Problem description> Transcribe all the entries word for word, but omit the images.

** START **

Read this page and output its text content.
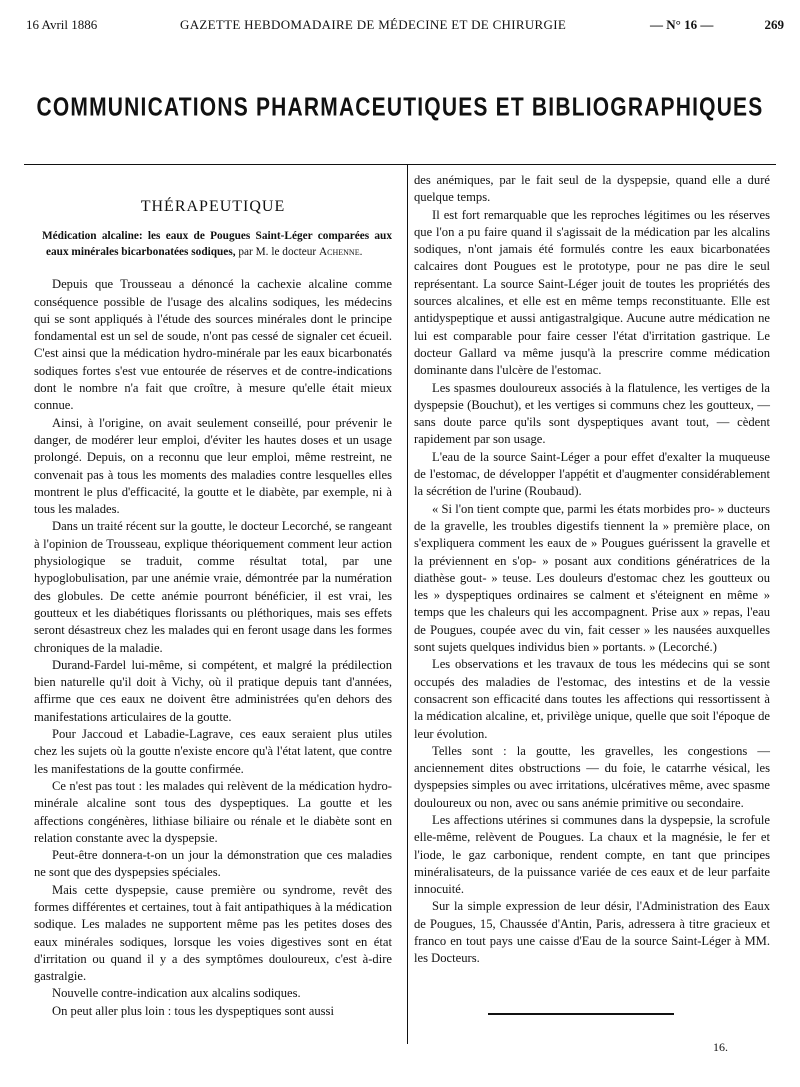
16 Avril 1886	GAZETTE HEBDOMADAIRE DE MÉDECINE ET DE CHIRURGIE	— N° 16 —	269
COMMUNICATIONS PHARMACEUTIQUES ET BIBLIOGRAPHIQUES
THÉRAPEUTIQUE
Médication alcaline: les eaux de Pougues Saint-Léger comparées aux eaux minérales bicarbonatées sodiques, par M. le docteur Achenne.

Depuis que Trousseau a dénoncé la cachexie alcaline comme conséquence possible de l'usage des alcalins sodiques, les médecins qui se sont appliqués à l'étude des sources minérales dont le principe fondamental est un sel de soude, n'ont pas cessé de signaler cet écueil. C'est ainsi que la médication hydro-minérale par les eaux bicarbonatés sodiques fortes s'est vue entourée de réserves et de contre-indications dont le nombre n'a fait que croître, à mesure qu'elle était mieux connue.

Ainsi, à l'origine, on avait seulement conseillé, pour prévenir le danger, de modérer leur emploi, d'éviter les hautes doses et un usage prolongé. Depuis, on a reconnu que leur emploi, même restreint, ne convenait pas à tous les moments des maladies contre lesquelles elles montrent le plus d'efficacité, la goutte et le diabète, par exemple, ni à tous les malades.

Dans un traité récent sur la goutte, le docteur Lecorché, se rangeant à l'opinion de Trousseau, explique théoriquement comment leur action physiologique se traduit, comme résultat total, par une hypoglobulisation, par une anémie vraie, démontrée par la numération des globules. De cette anémie pourront bénéficier, il est vrai, les goutteux et les diabétiques florissants ou pléthoriques, mais ses effets seront désastreux chez les malades qui en feront usage dans les formes chroniques de la maladie.

Durand-Fardel lui-même, si compétent, et malgré la prédilection bien naturelle qu'il doit à Vichy, où il pratique depuis tant d'années, affirme que ces eaux ne doivent être administrées qu'en dehors des manifestations articulaires de la goutte.

Pour Jaccoud et Labadie-Lagrave, ces eaux seraient plus utiles chez les sujets où la goutte n'existe encore qu'à l'état latent, que contre les manifestations de la goutte confirmée.

Ce n'est pas tout : les malades qui relèvent de la médication hydro-minérale alcaline sont tous des dyspeptiques. La goutte et les affections congénères, lithiase biliaire ou rénale et le diabète sont en relation constante avec la dyspepsie.

Peut-être donnera-t-on un jour la démonstration que ces maladies ne sont que des dyspepsies spéciales.

Mais cette dyspepsie, cause première ou syndrome, revêt des formes différentes et certaines, tout à fait antipathiques à la médication sodique. Les malades ne supportent même pas les petites doses des eaux minérales sodiques, lorsque les voies digestives sont en état d'irritation ou quand il y a des symptômes douloureux, c'est à-dire gastralgie.

Nouvelle contre-indication aux alcalins sodiques.

On peut aller plus loin : tous les dyspeptiques sont aussi

des anémiques, par le fait seul de la dyspepsie, quand elle a duré quelque temps.

Il est fort remarquable que les reproches légitimes ou les réserves que l'on a pu faire quand il s'agissait de la médication par les alcalins sodiques, n'ont jamais été formulés contre les eaux bicarbonatées calcaires dont Pougues est le prototype, pour ne pas dire le seul représentant. La source Saint-Léger jouit de toutes les propriétés des sources alcalines, et elle est en même temps reconstituante. Elle est antidyspeptique et aussi antigastralgique. Aucune autre médication ne lui est comparable pour faire cesser l'état d'irritation gastrique. Le docteur Gallard va même jusqu'à la prescrire comme médication dominante dans l'ulcère de l'estomac.

Les spasmes douloureux associés à la flatulence, les vertiges de la dyspepsie (Bouchut), et les vertiges si communs chez les goutteux, — sans doute parce qu'ils sont dyspeptiques avant tout, — cèdent rapidement par son usage.

L'eau de la source Saint-Léger a pour effet d'exalter la muqueuse de l'estomac, de développer l'appétit et d'augmenter considérablement la sécrétion de l'urine (Roubaud).

« Si l'on tient compte que, parmi les états morbides pro- » ducteurs de la gravelle, les troubles digestifs tiennent la » première place, on s'expliquera comment les eaux de » Pougues guérissent la gravelle et la préviennent en s'op- » posant aux conditions génératrices de la diathèse gout- » teuse. Les douleurs d'estomac chez les goutteux ou les » dyspeptiques ordinaires se calment et s'éteignent en même » temps que les chaleurs qui les accompagnent. Prise aux » repas, l'eau de Pougues, coupée avec du vin, fait cesser » les nausées auxquelles sont sujets quelques individus bien » portants. » (Lecorché.)

Les observations et les travaux de tous les médecins qui se sont occupés des maladies de l'estomac, des intestins et de la vessie consacrent son efficacité dans toutes les affections qui ressortissent à la médication alcaline, et, privilège unique, quelle que soit l'époque de leur évolution.

Telles sont : la goutte, les gravelles, les congestions — anciennement dites obstructions — du foie, le catarrhe vésical, les dyspepsies simples ou avec irritations, ulcératives même, avec spasme douloureux ou non, avec ou sans anémie primitive ou secondaire.

Les affections utérines si communes dans la dyspepsie, la scrofule elle-même, relèvent de Pougues. La chaux et la magnésie, le fer et l'iode, le gaz carbonique, rendent compte, en tant que principes minéralisateurs, de la puissance variée de ces eaux et de leur parfaite innocuité.

Sur la simple expression de leur désir, l'Administration des Eaux de Pougues, 15, Chaussée d'Antin, Paris, adressera à titre gracieux et franco en tout pays une caisse d'Eau de la source Saint-Léger à MM. les Docteurs.

16.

** END **

Output for this exercise>
Read this page and output its text content.
16 Avril 1886	GAZETTE HEBDOMADAIRE DE MÉDECINE ET DE CHIRURGIE	— N° 16 —	269
COMMUNICATIONS PHARMACEUTIQUES ET BIBLIOGRAPHIQUES
THÉRAPEUTIQUE
Médication alcaline: les eaux de Pougues Saint-Léger comparées aux eaux minérales bicarbonatées sodiques, par M. le docteur Achenne.

Depuis que Trousseau a dénoncé la cachexie alcaline comme conséquence possible de l'usage des alcalins sodiques, les médecins qui se sont appliqués à l'étude des sources minérales dont le principe fondamental est un sel de soude, n'ont pas cessé de signaler cet écueil. C'est ainsi que la médication hydro-minérale par les eaux bicarbonatés sodiques fortes s'est vue entourée de réserves et de contre-indications dont le nombre n'a fait que croître, à mesure qu'elle était mieux connue.

Ainsi, à l'origine, on avait seulement conseillé, pour prévenir le danger, de modérer leur emploi, d'éviter les hautes doses et un usage prolongé. Depuis, on a reconnu que leur emploi, même restreint, ne convenait pas à tous les moments des maladies contre lesquelles elles montrent le plus d'efficacité, la goutte et le diabète, par exemple, ni à tous les malades.

Dans un traité récent sur la goutte, le docteur Lecorché, se rangeant à l'opinion de Trousseau, explique théoriquement comment leur action physiologique se traduit, comme résultat total, par une hypoglobulisation, par une anémie vraie, démontrée par la numération des globules. De cette anémie pourront bénéficier, il est vrai, les goutteux et les diabétiques florissants ou pléthoriques, mais ses effets seront désastreux chez les malades qui en feront usage dans les formes chroniques de la maladie.

Durand-Fardel lui-même, si compétent, et malgré la prédilection bien naturelle qu'il doit à Vichy, où il pratique depuis tant d'années, affirme que ces eaux ne doivent être administrées qu'en dehors des manifestations articulaires de la goutte.

Pour Jaccoud et Labadie-Lagrave, ces eaux seraient plus utiles chez les sujets où la goutte n'existe encore qu'à l'état latent, que contre les manifestations de la goutte confirmée.

Ce n'est pas tout : les malades qui relèvent de la médication hydro-minérale alcaline sont tous des dyspeptiques. La goutte et les affections congénères, lithiase biliaire ou rénale et le diabète sont en relation constante avec la dyspepsie.

Peut-être donnera-t-on un jour la démonstration que ces maladies ne sont que des dyspepsies spéciales.

Mais cette dyspepsie, cause première ou syndrome, revêt des formes différentes et certaines, tout à fait antipathiques à la médication sodique. Les malades ne supportent même pas les petites doses des eaux minérales sodiques, lorsque les voies digestives sont en état d'irritation ou quand il y a des symptômes douloureux, c'est à-dire gastralgie.

Nouvelle contre-indication aux alcalins sodiques.

On peut aller plus loin : tous les dyspeptiques sont aussi

des anémiques, par le fait seul de la dyspepsie, quand elle a duré quelque temps.

Il est fort remarquable que les reproches légitimes ou les réserves que l'on a pu faire quand il s'agissait de la médication par les alcalins sodiques, n'ont jamais été formulés contre les eaux bicarbonatées calcaires dont Pougues est le prototype, pour ne pas dire le seul représentant. La source Saint-Léger jouit de toutes les propriétés des sources alcalines, et elle est en même temps reconstituante. Elle est antidyspeptique et aussi antigastralgique. Aucune autre médication ne lui est comparable pour faire cesser l'état d'irritation gastrique. Le docteur Gallard va même jusqu'à la prescrire comme médication dominante dans l'ulcère de l'estomac.

Les spasmes douloureux associés à la flatulence, les vertiges de la dyspepsie (Bouchut), et les vertiges si communs chez les goutteux, — sans doute parce qu'ils sont dyspeptiques avant tout, — cèdent rapidement par son usage.

L'eau de la source Saint-Léger a pour effet d'exalter la muqueuse de l'estomac, de développer l'appétit et d'augmenter considérablement la sécrétion de l'urine (Roubaud).

« Si l'on tient compte que, parmi les états morbides pro- » ducteurs de la gravelle, les troubles digestifs tiennent la » première place, on s'expliquera comment les eaux de » Pougues guérissent la gravelle et la préviennent en s'op- » posant aux conditions génératrices de la diathèse gout- » teuse. Les douleurs d'estomac chez les goutteux ou les » dyspeptiques ordinaires se calment et s'éteignent en même » temps que les chaleurs qui les accompagnent. Prise aux » repas, l'eau de Pougues, coupée avec du vin, fait cesser » les nausées auxquelles sont sujets quelques individus bien » portants. » (Lecorché.)

Les observations et les travaux de tous les médecins qui se sont occupés des maladies de l'estomac, des intestins et de la vessie consacrent son efficacité dans toutes les affections qui ressortissent à la médication alcaline, et, privilège unique, quelle que soit l'époque de leur évolution.

Telles sont : la goutte, les gravelles, les congestions — anciennement dites obstructions — du foie, le catarrhe vésical, les dyspepsies simples ou avec irritations, ulcératives même, avec spasme douloureux ou non, avec ou sans anémie primitive ou secondaire.

Les affections utérines si communes dans la dyspepsie, la scrofule elle-même, relèvent de Pougues. La chaux et la magnésie, le fer et l'iode, le gaz carbonique, rendent compte, en tant que principes minéralisateurs, de la puissance variée de ces eaux et de leur parfaite innocuité.

Sur la simple expression de leur désir, l'Administration des Eaux de Pougues, 15, Chaussée d'Antin, Paris, adressera à titre gracieux et franco en tout pays une caisse d'Eau de la source Saint-Léger à MM. les Docteurs.

16.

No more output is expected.